§ **SET PROBLEM**
Pictures do not belong in the copy, so please give every entry below again exactly.

>> Begin

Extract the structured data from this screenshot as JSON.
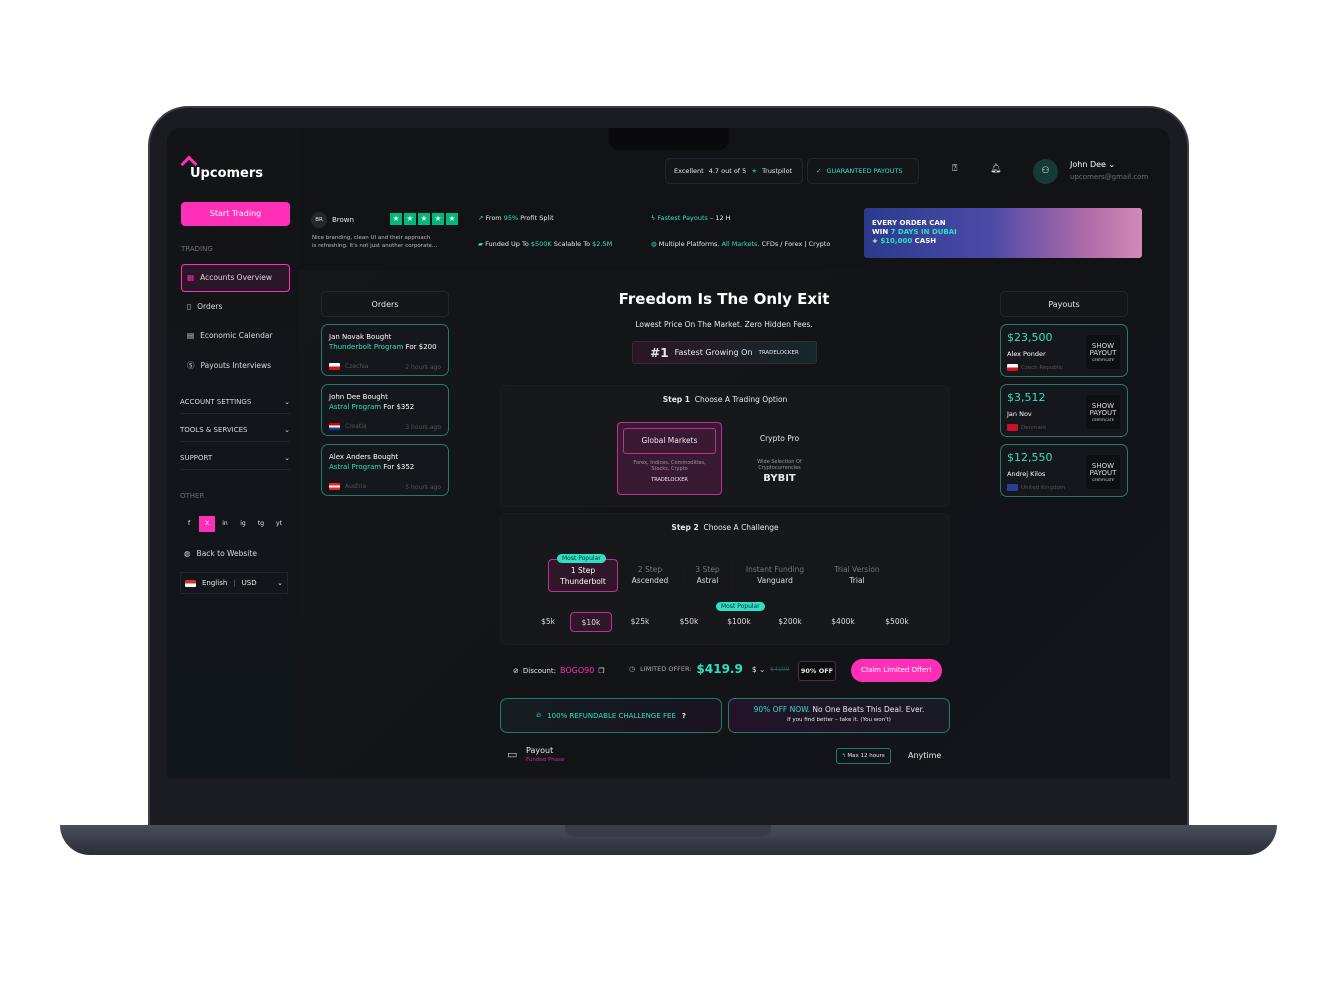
{
  "brand": {
    "name": "Upcomers",
    "accent": "#ff2fb8",
    "teal": "#2fe0c4"
  },
  "topbar": {
    "rating_word": "Excellent",
    "rating": "4.7 out of 5",
    "trustpilot": "Trustpilot",
    "guaranteed": "GUARANTEED PAYOUTS",
    "user_name": "John Dee",
    "user_email": "upcomers@gmail.com"
  },
  "sidebar": {
    "start": "Start Trading",
    "trading_label": "TRADING",
    "items": [
      {
        "label": "Accounts Overview",
        "icon": "grid-icon"
      },
      {
        "label": "Orders",
        "icon": "document-icon"
      },
      {
        "label": "Economic Calendar",
        "icon": "calendar-icon"
      },
      {
        "label": "Payouts Interviews",
        "icon": "dollar-icon"
      }
    ],
    "sections": [
      "ACCOUNT SETTINGS",
      "TOOLS & SERVICES",
      "SUPPORT"
    ],
    "other_label": "OTHER",
    "social": [
      "f",
      "X",
      "in",
      "ig",
      "tg",
      "yt"
    ],
    "back": "Back to Website",
    "language": "English",
    "currency": "USD"
  },
  "review": {
    "initials": "BR",
    "name": "Brown",
    "stars": 5,
    "text1": "Nice branding, clean UI and their approach",
    "text2": "is refreshing. It's not just another corporate..."
  },
  "features": {
    "f1_a": "From ",
    "f1_b": "95%",
    "f1_c": " Profit Split",
    "f2_a": "Funded Up To ",
    "f2_b": "$500K",
    "f2_c": " Scalable To ",
    "f2_d": "$2.5M",
    "f3_a": "Fastest Payouts",
    "f3_b": " – 12 H",
    "f4_a": "Multiple Platforms. ",
    "f4_b": "All Markets.",
    "f4_c": " CFDs / Forex | Crypto"
  },
  "banner": {
    "l1": "EVERY ORDER CAN",
    "l2a": "WIN ",
    "l2b": "7 DAYS IN DUBAI",
    "l3a": "+ ",
    "l3b": "$10,000",
    "l3c": " CASH"
  },
  "orders": {
    "title": "Orders",
    "items": [
      {
        "who": "Jan Novak Bought",
        "program": "Thunderbolt Program",
        "price": " For $200",
        "country": "Czechia",
        "time": "2 hours ago"
      },
      {
        "who": "John Dee Bought",
        "program": "Astral Program",
        "price": " For $352",
        "country": "Croatia",
        "time": "3 hours ago"
      },
      {
        "who": "Alex Anders Bought",
        "program": "Astral Program",
        "price": " For $352",
        "country": "Austria",
        "time": "5 hours ago"
      }
    ]
  },
  "hero": {
    "title": "Freedom Is The Only Exit",
    "subtitle": "Lowest Price On The Market. Zero Hidden Fees.",
    "rank": "#1",
    "rank_text": "Fastest Growing On",
    "platform": "TRADELOCKER"
  },
  "step1": {
    "label": "Step 1",
    "title": "Choose A Trading Option",
    "options": [
      {
        "name": "Global Markets",
        "desc": "Forex, Indices, Commodities, Stocks, Crypto",
        "logo": "TRADELOCKER",
        "selected": true
      },
      {
        "name": "Crypto Pro",
        "desc": "Wide Selection Of Cryptocurrencies",
        "logo": "BYBIT",
        "selected": false
      }
    ]
  },
  "step2": {
    "label": "Step 2",
    "title": "Choose A Challenge",
    "popular": "Most Popular",
    "challenges": [
      {
        "top": "1 Step",
        "bottom": "Thunderbolt",
        "selected": true
      },
      {
        "top": "2 Step",
        "bottom": "Ascended"
      },
      {
        "top": "3 Step",
        "bottom": "Astral"
      },
      {
        "top": "Instant Funding",
        "bottom": "Vanguard"
      },
      {
        "top": "Trial Version",
        "bottom": "Trial"
      }
    ],
    "amounts": [
      "$5k",
      "$10k",
      "$25k",
      "$50k",
      "$100k",
      "$200k",
      "$400k",
      "$500k"
    ],
    "selected_amount": "$10k"
  },
  "offer": {
    "discount_label": "Discount:",
    "code": "BOGO90",
    "limited": "LIMITED OFFER:",
    "price": "$419.9",
    "currency": "$",
    "old_price": "$4199",
    "off": "90% OFF",
    "claim": "Claim Limited Offer!"
  },
  "refund": {
    "text": "100% REFUNDABLE CHALLENGE FEE",
    "q": "?"
  },
  "deal": {
    "a": "90% OFF NOW.",
    "b": " No One Beats This Deal. Ever.",
    "sub": "If you find better – take it. (You won't)"
  },
  "payout_row": {
    "title": "Payout",
    "sub": "Funded Phase",
    "badge": "Max 12 hours",
    "value": "Anytime"
  },
  "payouts": {
    "title": "Payouts",
    "cert": [
      "SHOW",
      "PAYOUT",
      "CERTIFICATE"
    ],
    "items": [
      {
        "amount": "$23,500",
        "name": "Alex Ponder",
        "country": "Czech Republic"
      },
      {
        "amount": "$3,512",
        "name": "Jan Nov",
        "country": "Denmark"
      },
      {
        "amount": "$12,550",
        "name": "Andrej Kilos",
        "country": "United Kingdom"
      }
    ]
  }
}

>> End

§ **RESULT OF THE EXERCISE**
Extract the structured data from this screenshot as JSON.
{
  "brand": {
    "name": "Upcomers",
    "accent": "#ff2fb8",
    "teal": "#2fe0c4"
  },
  "topbar": {
    "rating_word": "Excellent",
    "rating": "4.7 out of 5",
    "trustpilot": "Trustpilot",
    "guaranteed": "GUARANTEED PAYOUTS",
    "user_name": "John Dee",
    "user_email": "upcomers@gmail.com"
  },
  "sidebar": {
    "start": "Start Trading",
    "trading_label": "TRADING",
    "items": [
      {
        "label": "Accounts Overview",
        "icon": "grid-icon"
      },
      {
        "label": "Orders",
        "icon": "document-icon"
      },
      {
        "label": "Economic Calendar",
        "icon": "calendar-icon"
      },
      {
        "label": "Payouts Interviews",
        "icon": "dollar-icon"
      }
    ],
    "sections": [
      "ACCOUNT SETTINGS",
      "TOOLS & SERVICES",
      "SUPPORT"
    ],
    "other_label": "OTHER",
    "social": [
      "f",
      "X",
      "in",
      "ig",
      "tg",
      "yt"
    ],
    "back": "Back to Website",
    "language": "English",
    "currency": "USD"
  },
  "review": {
    "initials": "BR",
    "name": "Brown",
    "stars": 5,
    "text1": "Nice branding, clean UI and their approach",
    "text2": "is refreshing. It's not just another corporate..."
  },
  "features": {
    "f1_a": "From ",
    "f1_b": "95%",
    "f1_c": " Profit Split",
    "f2_a": "Funded Up To ",
    "f2_b": "$500K",
    "f2_c": " Scalable To ",
    "f2_d": "$2.5M",
    "f3_a": "Fastest Payouts",
    "f3_b": " – 12 H",
    "f4_a": "Multiple Platforms. ",
    "f4_b": "All Markets.",
    "f4_c": " CFDs / Forex | Crypto"
  },
  "banner": {
    "l1": "EVERY ORDER CAN",
    "l2a": "WIN ",
    "l2b": "7 DAYS IN DUBAI",
    "l3a": "+ ",
    "l3b": "$10,000",
    "l3c": " CASH"
  },
  "orders": {
    "title": "Orders",
    "items": [
      {
        "who": "Jan Novak Bought",
        "program": "Thunderbolt Program",
        "price": " For $200",
        "country": "Czechia",
        "time": "2 hours ago"
      },
      {
        "who": "John Dee Bought",
        "program": "Astral Program",
        "price": " For $352",
        "country": "Croatia",
        "time": "3 hours ago"
      },
      {
        "who": "Alex Anders Bought",
        "program": "Astral Program",
        "price": " For $352",
        "country": "Austria",
        "time": "5 hours ago"
      }
    ]
  },
  "hero": {
    "title": "Freedom Is The Only Exit",
    "subtitle": "Lowest Price On The Market. Zero Hidden Fees.",
    "rank": "#1",
    "rank_text": "Fastest Growing On",
    "platform": "TRADELOCKER"
  },
  "step1": {
    "label": "Step 1",
    "title": "Choose A Trading Option",
    "options": [
      {
        "name": "Global Markets",
        "desc": "Forex, Indices, Commodities, Stocks, Crypto",
        "logo": "TRADELOCKER",
        "selected": true
      },
      {
        "name": "Crypto Pro",
        "desc": "Wide Selection Of Cryptocurrencies",
        "logo": "BYBIT",
        "selected": false
      }
    ]
  },
  "step2": {
    "label": "Step 2",
    "title": "Choose A Challenge",
    "popular": "Most Popular",
    "challenges": [
      {
        "top": "1 Step",
        "bottom": "Thunderbolt",
        "selected": true
      },
      {
        "top": "2 Step",
        "bottom": "Ascended"
      },
      {
        "top": "3 Step",
        "bottom": "Astral"
      },
      {
        "top": "Instant Funding",
        "bottom": "Vanguard"
      },
      {
        "top": "Trial Version",
        "bottom": "Trial"
      }
    ],
    "amounts": [
      "$5k",
      "$10k",
      "$25k",
      "$50k",
      "$100k",
      "$200k",
      "$400k",
      "$500k"
    ],
    "selected_amount": "$10k"
  },
  "offer": {
    "discount_label": "Discount:",
    "code": "BOGO90",
    "limited": "LIMITED OFFER:",
    "price": "$419.9",
    "currency": "$",
    "old_price": "$4199",
    "off": "90% OFF",
    "claim": "Claim Limited Offer!"
  },
  "refund": {
    "text": "100% REFUNDABLE CHALLENGE FEE",
    "q": "?"
  },
  "deal": {
    "a": "90% OFF NOW.",
    "b": " No One Beats This Deal. Ever.",
    "sub": "If you find better – take it. (You won't)"
  },
  "payout_row": {
    "title": "Payout",
    "sub": "Funded Phase",
    "badge": "Max 12 hours",
    "value": "Anytime"
  },
  "payouts": {
    "title": "Payouts",
    "cert": [
      "SHOW",
      "PAYOUT",
      "CERTIFICATE"
    ],
    "items": [
      {
        "amount": "$23,500",
        "name": "Alex Ponder",
        "country": "Czech Republic"
      },
      {
        "amount": "$3,512",
        "name": "Jan Nov",
        "country": "Denmark"
      },
      {
        "amount": "$12,550",
        "name": "Andrej Kilos",
        "country": "United Kingdom"
      }
    ]
  }
}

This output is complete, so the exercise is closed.